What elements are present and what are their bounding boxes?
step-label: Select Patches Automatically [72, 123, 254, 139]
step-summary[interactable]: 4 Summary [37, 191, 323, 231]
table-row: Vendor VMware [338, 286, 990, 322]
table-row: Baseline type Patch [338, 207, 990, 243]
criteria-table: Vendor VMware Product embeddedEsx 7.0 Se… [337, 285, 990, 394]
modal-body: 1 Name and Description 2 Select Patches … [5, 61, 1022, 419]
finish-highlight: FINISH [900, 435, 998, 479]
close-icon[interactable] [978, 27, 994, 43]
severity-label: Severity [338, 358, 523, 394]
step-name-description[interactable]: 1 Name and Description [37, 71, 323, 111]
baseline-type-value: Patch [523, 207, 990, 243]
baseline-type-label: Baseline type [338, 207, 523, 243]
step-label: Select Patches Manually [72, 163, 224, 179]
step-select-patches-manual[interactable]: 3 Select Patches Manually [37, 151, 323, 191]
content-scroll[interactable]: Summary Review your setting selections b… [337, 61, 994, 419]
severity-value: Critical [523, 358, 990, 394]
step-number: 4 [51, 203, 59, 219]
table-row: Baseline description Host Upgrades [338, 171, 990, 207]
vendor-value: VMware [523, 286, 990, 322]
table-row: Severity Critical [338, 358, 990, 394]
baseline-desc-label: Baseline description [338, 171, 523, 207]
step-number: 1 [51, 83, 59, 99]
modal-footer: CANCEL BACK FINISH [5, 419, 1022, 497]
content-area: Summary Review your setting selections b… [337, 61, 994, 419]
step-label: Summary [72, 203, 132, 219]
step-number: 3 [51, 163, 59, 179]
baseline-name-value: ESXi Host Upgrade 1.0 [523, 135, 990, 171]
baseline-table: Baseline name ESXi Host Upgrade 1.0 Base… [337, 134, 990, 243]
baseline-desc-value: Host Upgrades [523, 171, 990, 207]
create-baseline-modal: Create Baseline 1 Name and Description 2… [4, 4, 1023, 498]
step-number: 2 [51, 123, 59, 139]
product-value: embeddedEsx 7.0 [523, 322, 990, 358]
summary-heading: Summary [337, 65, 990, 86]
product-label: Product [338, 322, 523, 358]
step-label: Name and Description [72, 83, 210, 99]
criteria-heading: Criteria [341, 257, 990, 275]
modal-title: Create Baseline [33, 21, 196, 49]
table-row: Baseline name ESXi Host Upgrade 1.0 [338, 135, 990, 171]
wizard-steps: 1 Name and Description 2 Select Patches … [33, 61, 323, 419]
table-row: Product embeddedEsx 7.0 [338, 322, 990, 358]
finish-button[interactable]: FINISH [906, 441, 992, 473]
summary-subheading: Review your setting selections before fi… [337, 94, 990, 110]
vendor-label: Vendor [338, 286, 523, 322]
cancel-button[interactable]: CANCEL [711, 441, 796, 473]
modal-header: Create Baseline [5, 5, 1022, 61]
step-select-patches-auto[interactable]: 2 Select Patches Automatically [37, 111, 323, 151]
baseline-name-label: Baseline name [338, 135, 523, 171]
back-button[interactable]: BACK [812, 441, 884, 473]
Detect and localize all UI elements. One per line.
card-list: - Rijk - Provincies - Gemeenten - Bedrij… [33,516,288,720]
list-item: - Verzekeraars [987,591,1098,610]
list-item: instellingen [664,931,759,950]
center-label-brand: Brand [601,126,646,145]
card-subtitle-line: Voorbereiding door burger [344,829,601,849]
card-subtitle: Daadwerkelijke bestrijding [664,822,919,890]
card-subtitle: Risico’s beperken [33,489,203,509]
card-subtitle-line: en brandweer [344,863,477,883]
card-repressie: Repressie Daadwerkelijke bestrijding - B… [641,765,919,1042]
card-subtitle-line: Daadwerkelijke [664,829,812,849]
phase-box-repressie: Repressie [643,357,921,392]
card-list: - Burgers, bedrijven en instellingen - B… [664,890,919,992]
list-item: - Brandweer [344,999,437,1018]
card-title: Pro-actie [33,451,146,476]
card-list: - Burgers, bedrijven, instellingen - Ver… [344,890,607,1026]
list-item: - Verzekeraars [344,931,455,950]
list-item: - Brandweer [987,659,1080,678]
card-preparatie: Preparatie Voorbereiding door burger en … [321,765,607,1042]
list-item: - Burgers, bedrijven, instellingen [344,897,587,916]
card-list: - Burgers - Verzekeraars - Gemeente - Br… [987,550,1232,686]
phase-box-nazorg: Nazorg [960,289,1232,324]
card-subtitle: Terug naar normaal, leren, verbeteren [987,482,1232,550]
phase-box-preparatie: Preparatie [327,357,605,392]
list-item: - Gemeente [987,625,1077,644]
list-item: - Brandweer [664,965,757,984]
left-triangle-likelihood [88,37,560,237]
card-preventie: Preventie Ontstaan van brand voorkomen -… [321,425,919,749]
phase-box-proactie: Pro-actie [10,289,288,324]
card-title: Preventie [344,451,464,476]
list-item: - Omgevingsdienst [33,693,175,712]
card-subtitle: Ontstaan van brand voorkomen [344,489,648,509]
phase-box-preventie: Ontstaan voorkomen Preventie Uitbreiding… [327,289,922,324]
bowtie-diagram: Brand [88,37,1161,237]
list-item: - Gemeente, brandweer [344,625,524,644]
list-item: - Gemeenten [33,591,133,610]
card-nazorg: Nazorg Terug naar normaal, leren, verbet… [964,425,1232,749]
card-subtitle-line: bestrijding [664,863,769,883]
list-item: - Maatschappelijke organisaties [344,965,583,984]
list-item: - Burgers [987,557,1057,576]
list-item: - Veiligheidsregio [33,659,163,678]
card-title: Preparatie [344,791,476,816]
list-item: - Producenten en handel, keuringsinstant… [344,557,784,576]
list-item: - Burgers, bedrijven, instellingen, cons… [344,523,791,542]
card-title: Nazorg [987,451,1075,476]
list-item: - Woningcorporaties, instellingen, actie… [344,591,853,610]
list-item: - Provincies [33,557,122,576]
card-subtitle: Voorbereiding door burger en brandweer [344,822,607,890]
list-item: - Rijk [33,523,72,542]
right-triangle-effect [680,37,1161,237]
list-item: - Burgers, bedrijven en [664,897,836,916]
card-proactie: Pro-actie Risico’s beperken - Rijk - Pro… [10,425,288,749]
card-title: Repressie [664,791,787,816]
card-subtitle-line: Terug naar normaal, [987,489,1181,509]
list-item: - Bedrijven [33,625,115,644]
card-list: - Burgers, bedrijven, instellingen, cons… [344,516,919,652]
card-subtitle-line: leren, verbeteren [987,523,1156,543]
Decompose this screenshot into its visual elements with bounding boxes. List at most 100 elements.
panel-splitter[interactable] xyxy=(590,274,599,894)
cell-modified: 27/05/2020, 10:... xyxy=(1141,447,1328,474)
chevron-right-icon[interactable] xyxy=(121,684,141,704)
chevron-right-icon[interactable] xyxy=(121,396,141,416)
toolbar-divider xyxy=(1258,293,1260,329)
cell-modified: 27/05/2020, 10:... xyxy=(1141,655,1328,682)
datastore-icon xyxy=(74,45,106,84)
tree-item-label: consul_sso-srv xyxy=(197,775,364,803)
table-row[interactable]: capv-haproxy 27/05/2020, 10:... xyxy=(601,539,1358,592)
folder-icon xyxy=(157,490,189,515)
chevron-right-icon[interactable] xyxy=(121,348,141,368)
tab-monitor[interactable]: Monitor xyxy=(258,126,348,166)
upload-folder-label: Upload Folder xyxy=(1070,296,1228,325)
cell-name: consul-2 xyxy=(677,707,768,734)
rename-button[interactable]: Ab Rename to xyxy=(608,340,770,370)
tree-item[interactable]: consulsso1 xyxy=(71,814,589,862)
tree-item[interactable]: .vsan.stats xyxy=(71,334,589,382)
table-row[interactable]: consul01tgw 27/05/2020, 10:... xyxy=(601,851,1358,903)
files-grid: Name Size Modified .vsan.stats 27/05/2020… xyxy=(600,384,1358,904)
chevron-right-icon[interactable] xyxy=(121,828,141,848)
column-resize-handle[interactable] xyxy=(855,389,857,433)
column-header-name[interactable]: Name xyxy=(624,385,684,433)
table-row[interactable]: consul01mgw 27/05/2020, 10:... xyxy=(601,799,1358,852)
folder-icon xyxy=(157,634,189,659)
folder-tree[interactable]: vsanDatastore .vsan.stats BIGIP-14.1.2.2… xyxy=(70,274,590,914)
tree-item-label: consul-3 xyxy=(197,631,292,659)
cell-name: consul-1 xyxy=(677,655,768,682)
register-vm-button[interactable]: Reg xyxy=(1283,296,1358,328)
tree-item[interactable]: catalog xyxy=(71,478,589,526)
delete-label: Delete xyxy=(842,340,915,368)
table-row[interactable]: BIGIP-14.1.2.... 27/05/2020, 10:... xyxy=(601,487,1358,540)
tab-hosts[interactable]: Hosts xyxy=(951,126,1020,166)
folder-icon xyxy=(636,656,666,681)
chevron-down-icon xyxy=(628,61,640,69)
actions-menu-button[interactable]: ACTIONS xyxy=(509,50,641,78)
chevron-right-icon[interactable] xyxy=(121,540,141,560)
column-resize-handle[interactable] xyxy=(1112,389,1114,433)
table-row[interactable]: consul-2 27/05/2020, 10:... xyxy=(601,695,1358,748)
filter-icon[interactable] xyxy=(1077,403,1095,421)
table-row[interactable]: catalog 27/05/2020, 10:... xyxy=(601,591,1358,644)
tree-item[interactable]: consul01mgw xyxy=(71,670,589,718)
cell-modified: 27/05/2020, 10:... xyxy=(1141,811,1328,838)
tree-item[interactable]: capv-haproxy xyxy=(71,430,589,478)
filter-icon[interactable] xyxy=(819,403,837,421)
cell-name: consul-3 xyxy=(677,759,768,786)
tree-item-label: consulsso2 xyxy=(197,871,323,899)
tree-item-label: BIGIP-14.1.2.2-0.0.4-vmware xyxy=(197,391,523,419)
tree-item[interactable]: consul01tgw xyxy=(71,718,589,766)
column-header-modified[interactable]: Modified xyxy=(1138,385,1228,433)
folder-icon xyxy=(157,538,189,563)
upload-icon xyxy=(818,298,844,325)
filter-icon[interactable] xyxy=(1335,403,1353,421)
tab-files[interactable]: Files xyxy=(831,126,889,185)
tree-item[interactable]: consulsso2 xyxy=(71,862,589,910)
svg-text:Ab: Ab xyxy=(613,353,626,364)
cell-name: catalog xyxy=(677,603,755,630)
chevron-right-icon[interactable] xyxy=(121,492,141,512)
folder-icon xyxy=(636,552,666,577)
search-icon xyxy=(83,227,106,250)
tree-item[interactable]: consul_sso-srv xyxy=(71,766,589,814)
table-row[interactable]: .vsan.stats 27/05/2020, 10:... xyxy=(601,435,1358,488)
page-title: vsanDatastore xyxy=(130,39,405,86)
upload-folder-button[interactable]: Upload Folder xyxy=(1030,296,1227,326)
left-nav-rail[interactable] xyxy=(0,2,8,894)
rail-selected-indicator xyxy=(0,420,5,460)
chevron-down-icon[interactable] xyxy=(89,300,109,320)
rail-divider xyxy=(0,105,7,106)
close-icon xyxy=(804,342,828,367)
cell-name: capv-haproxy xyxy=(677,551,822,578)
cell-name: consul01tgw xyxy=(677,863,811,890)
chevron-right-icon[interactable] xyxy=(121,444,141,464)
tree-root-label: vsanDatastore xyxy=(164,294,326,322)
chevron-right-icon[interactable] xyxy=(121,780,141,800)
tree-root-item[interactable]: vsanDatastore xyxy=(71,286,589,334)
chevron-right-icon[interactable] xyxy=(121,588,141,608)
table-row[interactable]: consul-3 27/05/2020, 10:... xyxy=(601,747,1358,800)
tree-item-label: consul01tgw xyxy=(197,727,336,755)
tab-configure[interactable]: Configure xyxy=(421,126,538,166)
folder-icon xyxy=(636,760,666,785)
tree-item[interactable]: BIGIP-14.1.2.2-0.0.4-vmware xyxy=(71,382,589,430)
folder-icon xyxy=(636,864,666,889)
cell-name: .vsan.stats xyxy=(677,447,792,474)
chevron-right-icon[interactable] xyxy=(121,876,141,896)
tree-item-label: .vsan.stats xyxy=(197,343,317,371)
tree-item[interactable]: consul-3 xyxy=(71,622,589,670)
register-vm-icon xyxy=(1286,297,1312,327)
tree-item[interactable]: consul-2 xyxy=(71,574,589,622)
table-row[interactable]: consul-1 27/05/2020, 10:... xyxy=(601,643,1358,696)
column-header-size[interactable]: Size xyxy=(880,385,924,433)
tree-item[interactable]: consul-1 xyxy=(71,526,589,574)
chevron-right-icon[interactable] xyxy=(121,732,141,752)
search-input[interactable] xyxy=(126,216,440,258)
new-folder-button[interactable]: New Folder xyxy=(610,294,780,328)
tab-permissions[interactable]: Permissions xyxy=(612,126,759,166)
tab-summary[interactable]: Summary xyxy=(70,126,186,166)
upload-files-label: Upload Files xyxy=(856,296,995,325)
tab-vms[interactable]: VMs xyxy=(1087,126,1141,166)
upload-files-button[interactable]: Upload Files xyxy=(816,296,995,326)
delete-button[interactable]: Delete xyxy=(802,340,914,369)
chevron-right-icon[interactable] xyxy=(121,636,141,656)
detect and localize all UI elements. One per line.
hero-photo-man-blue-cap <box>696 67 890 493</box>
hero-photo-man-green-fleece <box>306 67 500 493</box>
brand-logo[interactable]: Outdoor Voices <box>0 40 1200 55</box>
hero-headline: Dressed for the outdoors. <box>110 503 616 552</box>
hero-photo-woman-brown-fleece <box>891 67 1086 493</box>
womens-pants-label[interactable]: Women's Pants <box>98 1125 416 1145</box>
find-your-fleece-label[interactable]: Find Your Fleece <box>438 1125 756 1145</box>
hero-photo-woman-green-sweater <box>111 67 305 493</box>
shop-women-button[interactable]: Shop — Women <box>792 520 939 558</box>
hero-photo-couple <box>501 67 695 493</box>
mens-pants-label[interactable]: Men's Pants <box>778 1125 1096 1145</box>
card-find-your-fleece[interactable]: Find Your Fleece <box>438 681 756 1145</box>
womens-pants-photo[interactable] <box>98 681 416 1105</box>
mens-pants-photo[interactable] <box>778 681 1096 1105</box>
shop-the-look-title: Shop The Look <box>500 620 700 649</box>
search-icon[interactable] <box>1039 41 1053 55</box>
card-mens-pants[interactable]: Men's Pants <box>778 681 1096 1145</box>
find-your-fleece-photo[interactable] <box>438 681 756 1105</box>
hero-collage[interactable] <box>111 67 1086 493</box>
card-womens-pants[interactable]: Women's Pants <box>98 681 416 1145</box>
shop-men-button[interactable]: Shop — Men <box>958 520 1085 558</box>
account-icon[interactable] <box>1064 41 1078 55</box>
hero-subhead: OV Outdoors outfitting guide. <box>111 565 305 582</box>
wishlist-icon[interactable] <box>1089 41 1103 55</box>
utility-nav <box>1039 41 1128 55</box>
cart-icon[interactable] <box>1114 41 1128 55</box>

• _EXERCISE REQUIREMENTS_
Write out everything from the start of the records above down to the line containing "baseline-table: Baseline name", including both the first line and that one.

• _WRITTEN SOLUTION_
What elements are present and what are their bounding boxes?
step-label: Select Patches Automatically [72, 123, 254, 139]
step-summary[interactable]: 4 Summary [37, 191, 323, 231]
table-row: Vendor VMware [338, 286, 990, 322]
table-row: Baseline type Patch [338, 207, 990, 243]
criteria-table: Vendor VMware Product embeddedEsx 7.0 Se… [337, 285, 990, 394]
modal-body: 1 Name and Description 2 Select Patches … [5, 61, 1022, 419]
finish-highlight: FINISH [900, 435, 998, 479]
close-icon[interactable] [978, 27, 994, 43]
severity-label: Severity [338, 358, 523, 394]
step-name-description[interactable]: 1 Name and Description [37, 71, 323, 111]
baseline-type-value: Patch [523, 207, 990, 243]
baseline-type-label: Baseline type [338, 207, 523, 243]
step-label: Select Patches Manually [72, 163, 224, 179]
step-select-patches-manual[interactable]: 3 Select Patches Manually [37, 151, 323, 191]
content-scroll[interactable]: Summary Review your setting selections b… [337, 61, 994, 419]
severity-value: Critical [523, 358, 990, 394]
step-number: 4 [51, 203, 59, 219]
table-row: Baseline description Host Upgrades [338, 171, 990, 207]
vendor-value: VMware [523, 286, 990, 322]
table-row: Severity Critical [338, 358, 990, 394]
baseline-desc-label: Baseline description [338, 171, 523, 207]
step-number: 1 [51, 83, 59, 99]
modal-footer: CANCEL BACK FINISH [5, 419, 1022, 497]
content-area: Summary Review your setting selections b… [337, 61, 994, 419]
step-label: Summary [72, 203, 132, 219]
step-number: 3 [51, 163, 59, 179]
baseline-name-value: ESXi Host Upgrade 1.0 [523, 135, 990, 171]
baseline-table: Baseline name ESXi Host Upgrade 1.0 Base… [337, 134, 990, 243]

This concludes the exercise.